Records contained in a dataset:
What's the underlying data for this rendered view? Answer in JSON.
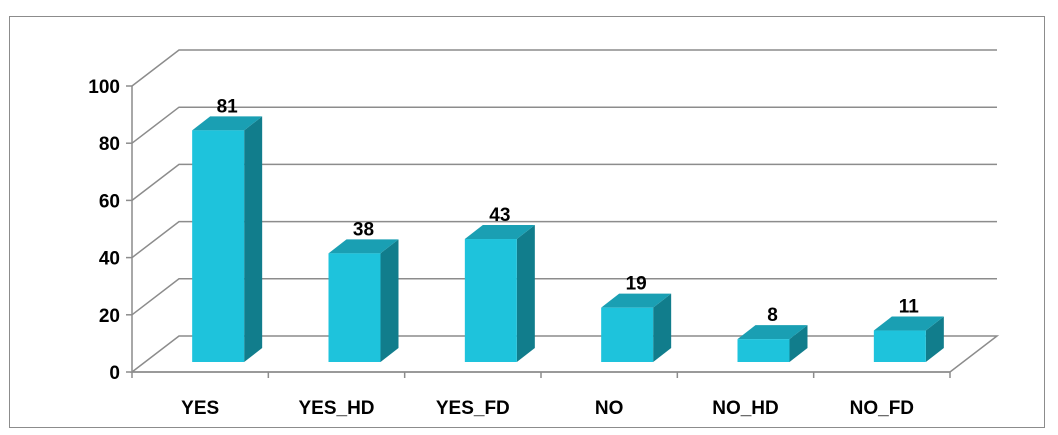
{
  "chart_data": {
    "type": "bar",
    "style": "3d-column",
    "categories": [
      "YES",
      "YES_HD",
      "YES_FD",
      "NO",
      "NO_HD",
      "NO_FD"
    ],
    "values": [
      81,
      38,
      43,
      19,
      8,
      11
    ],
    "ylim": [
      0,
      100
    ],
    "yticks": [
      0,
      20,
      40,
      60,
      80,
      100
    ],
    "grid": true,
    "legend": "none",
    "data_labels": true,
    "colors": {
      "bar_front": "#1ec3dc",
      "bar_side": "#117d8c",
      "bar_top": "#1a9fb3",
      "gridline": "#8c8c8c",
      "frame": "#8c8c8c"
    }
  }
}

--

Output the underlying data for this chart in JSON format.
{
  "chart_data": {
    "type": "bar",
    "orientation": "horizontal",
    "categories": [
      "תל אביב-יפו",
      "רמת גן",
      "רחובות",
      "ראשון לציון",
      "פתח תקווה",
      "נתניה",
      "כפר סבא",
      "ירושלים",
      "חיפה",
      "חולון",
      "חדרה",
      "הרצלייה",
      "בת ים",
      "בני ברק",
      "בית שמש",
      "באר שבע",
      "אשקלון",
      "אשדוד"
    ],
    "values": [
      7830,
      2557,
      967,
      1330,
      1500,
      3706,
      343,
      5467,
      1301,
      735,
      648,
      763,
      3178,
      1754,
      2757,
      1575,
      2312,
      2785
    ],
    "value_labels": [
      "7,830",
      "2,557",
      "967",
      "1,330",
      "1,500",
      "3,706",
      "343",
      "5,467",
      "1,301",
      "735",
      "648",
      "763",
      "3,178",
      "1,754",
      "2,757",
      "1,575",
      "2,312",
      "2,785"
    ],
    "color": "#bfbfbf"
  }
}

--

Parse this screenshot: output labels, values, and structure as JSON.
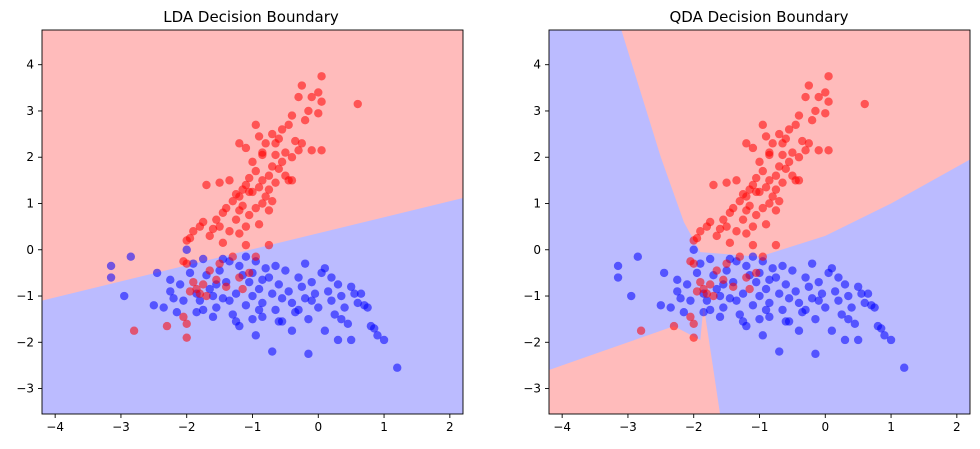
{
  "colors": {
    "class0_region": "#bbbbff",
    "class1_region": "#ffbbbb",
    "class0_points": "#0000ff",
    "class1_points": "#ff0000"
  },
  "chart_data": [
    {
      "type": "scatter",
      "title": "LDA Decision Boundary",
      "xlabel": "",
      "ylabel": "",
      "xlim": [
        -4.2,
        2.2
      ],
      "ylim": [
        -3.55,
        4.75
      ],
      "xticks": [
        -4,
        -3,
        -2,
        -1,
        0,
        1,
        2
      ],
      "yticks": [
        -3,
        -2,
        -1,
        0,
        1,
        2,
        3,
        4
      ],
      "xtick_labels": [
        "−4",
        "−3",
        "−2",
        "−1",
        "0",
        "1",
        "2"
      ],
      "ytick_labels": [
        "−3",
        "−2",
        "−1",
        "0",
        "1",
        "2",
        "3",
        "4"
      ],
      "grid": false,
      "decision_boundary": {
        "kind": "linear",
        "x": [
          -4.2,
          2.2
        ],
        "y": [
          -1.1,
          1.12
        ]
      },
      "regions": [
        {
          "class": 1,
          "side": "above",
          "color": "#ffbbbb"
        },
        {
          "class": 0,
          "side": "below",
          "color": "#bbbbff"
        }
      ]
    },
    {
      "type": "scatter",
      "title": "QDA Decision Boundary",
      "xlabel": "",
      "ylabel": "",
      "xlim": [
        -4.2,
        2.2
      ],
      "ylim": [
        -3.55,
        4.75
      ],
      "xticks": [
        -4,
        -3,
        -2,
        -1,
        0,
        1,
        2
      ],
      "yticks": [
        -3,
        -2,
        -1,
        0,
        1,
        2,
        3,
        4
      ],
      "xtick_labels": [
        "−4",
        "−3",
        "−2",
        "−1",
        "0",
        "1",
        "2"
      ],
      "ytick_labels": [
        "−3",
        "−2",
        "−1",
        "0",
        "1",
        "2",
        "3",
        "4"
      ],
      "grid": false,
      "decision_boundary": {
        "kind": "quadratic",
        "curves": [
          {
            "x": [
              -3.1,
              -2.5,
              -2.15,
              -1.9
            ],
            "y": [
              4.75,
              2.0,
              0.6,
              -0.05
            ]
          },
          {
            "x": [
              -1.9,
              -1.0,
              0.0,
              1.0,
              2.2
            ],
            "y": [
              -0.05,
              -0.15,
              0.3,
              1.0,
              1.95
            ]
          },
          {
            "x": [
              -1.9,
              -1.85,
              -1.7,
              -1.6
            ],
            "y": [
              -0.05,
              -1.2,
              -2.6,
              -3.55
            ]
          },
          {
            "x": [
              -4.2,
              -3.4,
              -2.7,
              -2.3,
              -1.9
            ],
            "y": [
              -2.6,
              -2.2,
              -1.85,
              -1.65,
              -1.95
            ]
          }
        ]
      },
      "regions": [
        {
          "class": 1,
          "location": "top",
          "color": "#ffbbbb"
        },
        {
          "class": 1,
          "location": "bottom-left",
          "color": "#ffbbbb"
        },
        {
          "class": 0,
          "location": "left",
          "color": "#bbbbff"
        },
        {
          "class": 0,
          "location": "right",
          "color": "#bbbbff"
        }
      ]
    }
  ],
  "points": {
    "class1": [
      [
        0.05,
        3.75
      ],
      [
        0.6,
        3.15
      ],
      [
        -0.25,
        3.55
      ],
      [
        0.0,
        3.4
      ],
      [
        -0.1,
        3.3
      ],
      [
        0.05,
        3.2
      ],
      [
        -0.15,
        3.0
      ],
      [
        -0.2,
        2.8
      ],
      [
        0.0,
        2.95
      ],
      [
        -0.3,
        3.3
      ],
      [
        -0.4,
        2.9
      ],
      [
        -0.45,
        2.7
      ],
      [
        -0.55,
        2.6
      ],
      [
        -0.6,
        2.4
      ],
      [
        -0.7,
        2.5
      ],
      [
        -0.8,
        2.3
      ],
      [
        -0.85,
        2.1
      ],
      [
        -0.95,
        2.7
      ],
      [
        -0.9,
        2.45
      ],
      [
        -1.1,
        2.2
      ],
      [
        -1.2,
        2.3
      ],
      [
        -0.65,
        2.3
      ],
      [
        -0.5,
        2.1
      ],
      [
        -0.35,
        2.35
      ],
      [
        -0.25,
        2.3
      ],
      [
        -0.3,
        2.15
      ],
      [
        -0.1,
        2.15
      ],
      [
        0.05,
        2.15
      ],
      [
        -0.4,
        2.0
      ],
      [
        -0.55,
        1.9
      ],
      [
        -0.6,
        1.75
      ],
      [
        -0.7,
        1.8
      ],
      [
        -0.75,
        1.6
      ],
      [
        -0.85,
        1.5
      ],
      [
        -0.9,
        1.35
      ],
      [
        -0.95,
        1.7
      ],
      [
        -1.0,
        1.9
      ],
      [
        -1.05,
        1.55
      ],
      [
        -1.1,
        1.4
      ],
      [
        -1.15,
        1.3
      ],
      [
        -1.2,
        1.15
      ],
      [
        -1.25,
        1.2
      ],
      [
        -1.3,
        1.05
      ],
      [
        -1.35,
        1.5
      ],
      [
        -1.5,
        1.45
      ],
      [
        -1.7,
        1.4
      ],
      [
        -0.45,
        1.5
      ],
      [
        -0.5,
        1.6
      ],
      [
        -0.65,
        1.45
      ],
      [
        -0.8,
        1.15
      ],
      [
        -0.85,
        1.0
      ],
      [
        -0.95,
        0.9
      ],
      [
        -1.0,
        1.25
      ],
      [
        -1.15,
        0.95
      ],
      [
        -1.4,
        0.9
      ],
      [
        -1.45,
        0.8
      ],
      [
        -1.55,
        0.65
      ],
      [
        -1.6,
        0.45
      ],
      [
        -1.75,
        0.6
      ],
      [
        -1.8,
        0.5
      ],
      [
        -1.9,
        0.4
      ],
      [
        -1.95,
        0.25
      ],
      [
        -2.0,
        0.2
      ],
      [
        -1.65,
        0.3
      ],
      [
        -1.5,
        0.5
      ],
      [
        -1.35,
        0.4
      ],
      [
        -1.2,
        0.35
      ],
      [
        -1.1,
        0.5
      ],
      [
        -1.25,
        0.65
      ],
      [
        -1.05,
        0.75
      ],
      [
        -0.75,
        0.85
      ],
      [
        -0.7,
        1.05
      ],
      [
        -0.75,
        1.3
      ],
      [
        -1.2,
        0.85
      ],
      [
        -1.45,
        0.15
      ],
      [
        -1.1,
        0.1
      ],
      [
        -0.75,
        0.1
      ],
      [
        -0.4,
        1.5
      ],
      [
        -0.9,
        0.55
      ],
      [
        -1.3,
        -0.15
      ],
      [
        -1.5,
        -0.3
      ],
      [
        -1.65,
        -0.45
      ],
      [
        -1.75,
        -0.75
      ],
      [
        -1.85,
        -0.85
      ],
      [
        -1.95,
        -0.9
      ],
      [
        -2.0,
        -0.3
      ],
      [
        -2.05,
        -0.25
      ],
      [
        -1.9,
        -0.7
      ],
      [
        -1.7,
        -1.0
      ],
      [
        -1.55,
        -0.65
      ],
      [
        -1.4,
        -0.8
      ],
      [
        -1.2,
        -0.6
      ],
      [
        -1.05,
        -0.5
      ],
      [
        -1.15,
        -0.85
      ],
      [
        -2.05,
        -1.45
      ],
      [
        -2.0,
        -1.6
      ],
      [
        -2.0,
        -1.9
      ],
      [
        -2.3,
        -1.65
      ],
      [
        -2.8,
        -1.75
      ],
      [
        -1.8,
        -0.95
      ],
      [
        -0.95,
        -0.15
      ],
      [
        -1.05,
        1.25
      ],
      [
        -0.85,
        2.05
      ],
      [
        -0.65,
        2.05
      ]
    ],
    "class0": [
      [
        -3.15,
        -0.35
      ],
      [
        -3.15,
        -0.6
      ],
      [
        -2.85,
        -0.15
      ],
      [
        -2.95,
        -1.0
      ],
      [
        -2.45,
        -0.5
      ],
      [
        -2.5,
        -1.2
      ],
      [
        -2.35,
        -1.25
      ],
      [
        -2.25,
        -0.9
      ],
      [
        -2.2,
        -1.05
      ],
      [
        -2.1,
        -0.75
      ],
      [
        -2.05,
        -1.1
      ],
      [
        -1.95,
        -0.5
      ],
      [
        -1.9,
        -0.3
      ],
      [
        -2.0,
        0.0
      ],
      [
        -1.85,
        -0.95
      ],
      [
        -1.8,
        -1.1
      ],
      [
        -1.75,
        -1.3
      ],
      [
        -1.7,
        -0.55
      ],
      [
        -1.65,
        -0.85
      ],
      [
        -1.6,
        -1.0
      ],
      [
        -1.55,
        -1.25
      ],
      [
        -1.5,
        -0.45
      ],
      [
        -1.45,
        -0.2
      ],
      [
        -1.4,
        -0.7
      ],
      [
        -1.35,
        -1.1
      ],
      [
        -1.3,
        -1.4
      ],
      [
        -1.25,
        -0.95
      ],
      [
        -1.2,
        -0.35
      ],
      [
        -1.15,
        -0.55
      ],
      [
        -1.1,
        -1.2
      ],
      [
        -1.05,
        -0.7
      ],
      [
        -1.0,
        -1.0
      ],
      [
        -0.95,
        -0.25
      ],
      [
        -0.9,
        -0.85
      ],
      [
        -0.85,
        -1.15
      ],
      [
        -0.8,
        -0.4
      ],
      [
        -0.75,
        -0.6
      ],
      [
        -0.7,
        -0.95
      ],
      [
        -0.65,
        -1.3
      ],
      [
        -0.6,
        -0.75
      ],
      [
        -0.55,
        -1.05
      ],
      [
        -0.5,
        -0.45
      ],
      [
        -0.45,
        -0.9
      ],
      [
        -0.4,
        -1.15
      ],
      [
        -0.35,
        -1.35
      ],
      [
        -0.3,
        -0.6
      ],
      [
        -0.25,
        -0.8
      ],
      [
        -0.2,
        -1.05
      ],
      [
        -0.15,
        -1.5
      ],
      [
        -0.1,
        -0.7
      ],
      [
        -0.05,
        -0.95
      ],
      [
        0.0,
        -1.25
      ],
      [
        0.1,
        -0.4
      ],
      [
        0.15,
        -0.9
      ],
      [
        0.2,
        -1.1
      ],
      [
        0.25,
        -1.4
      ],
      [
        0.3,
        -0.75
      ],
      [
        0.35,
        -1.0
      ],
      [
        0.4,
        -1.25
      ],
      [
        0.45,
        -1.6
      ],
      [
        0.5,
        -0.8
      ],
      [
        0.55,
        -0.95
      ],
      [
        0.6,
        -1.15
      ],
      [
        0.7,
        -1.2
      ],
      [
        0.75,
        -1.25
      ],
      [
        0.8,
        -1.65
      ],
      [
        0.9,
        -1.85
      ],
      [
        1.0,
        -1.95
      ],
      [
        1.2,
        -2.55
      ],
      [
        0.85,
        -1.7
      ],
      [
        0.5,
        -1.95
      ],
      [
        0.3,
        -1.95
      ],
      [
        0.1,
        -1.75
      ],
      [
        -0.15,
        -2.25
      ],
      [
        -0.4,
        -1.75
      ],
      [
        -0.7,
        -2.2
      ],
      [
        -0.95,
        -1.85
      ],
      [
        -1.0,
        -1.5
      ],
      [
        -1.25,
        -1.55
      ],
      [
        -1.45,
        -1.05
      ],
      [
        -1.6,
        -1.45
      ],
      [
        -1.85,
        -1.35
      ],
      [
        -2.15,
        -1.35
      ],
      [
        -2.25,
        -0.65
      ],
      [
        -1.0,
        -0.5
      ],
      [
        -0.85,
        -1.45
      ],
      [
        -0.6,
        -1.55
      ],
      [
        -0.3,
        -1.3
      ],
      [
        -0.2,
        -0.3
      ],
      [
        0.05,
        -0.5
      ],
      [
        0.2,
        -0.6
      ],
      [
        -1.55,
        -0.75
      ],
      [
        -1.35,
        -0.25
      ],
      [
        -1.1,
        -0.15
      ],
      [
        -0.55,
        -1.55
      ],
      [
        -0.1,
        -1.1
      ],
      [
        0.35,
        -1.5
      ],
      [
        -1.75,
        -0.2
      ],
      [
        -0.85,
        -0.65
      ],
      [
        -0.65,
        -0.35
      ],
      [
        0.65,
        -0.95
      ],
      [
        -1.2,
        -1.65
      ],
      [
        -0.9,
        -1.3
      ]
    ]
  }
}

Task:
Check every line of the material for the string "this" and give the number of lines that have it, without anything else.

The result:
3